What the task asks: The listing beneath should be written out in full, exactly as shown.

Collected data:
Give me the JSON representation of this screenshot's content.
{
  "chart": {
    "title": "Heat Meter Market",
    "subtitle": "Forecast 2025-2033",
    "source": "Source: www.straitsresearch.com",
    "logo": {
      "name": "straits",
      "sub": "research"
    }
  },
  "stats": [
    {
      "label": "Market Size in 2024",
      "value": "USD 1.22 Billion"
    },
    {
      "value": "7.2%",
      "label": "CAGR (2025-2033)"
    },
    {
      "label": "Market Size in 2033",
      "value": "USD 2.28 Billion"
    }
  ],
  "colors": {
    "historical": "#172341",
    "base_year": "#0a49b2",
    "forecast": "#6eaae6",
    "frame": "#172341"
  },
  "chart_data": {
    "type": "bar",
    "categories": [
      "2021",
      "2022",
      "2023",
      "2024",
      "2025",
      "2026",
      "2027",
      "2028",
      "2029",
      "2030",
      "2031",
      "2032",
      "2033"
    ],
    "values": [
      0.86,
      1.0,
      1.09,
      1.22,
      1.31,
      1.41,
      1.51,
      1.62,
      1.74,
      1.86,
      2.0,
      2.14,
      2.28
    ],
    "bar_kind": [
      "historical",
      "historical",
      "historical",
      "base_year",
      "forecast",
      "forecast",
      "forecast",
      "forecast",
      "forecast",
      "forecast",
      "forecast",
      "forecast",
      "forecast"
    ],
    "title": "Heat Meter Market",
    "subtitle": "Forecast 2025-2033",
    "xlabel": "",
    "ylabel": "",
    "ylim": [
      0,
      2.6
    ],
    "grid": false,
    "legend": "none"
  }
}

Final answer:
Give me the JSON representation of this screenshot's content.
{
  "chart": {
    "title": "Heat Meter Market",
    "subtitle": "Forecast 2025-2033",
    "source": "Source: www.straitsresearch.com",
    "logo": {
      "name": "straits",
      "sub": "research"
    }
  },
  "stats": [
    {
      "label": "Market Size in 2024",
      "value": "USD 1.22 Billion"
    },
    {
      "value": "7.2%",
      "label": "CAGR (2025-2033)"
    },
    {
      "label": "Market Size in 2033",
      "value": "USD 2.28 Billion"
    }
  ],
  "colors": {
    "historical": "#172341",
    "base_year": "#0a49b2",
    "forecast": "#6eaae6",
    "frame": "#172341"
  },
  "chart_data": {
    "type": "bar",
    "categories": [
      "2021",
      "2022",
      "2023",
      "2024",
      "2025",
      "2026",
      "2027",
      "2028",
      "2029",
      "2030",
      "2031",
      "2032",
      "2033"
    ],
    "values": [
      0.86,
      1.0,
      1.09,
      1.22,
      1.31,
      1.41,
      1.51,
      1.62,
      1.74,
      1.86,
      2.0,
      2.14,
      2.28
    ],
    "bar_kind": [
      "historical",
      "historical",
      "historical",
      "base_year",
      "forecast",
      "forecast",
      "forecast",
      "forecast",
      "forecast",
      "forecast",
      "forecast",
      "forecast",
      "forecast"
    ],
    "title": "Heat Meter Market",
    "subtitle": "Forecast 2025-2033",
    "xlabel": "",
    "ylabel": "",
    "ylim": [
      0,
      2.6
    ],
    "grid": false,
    "legend": "none"
  }
}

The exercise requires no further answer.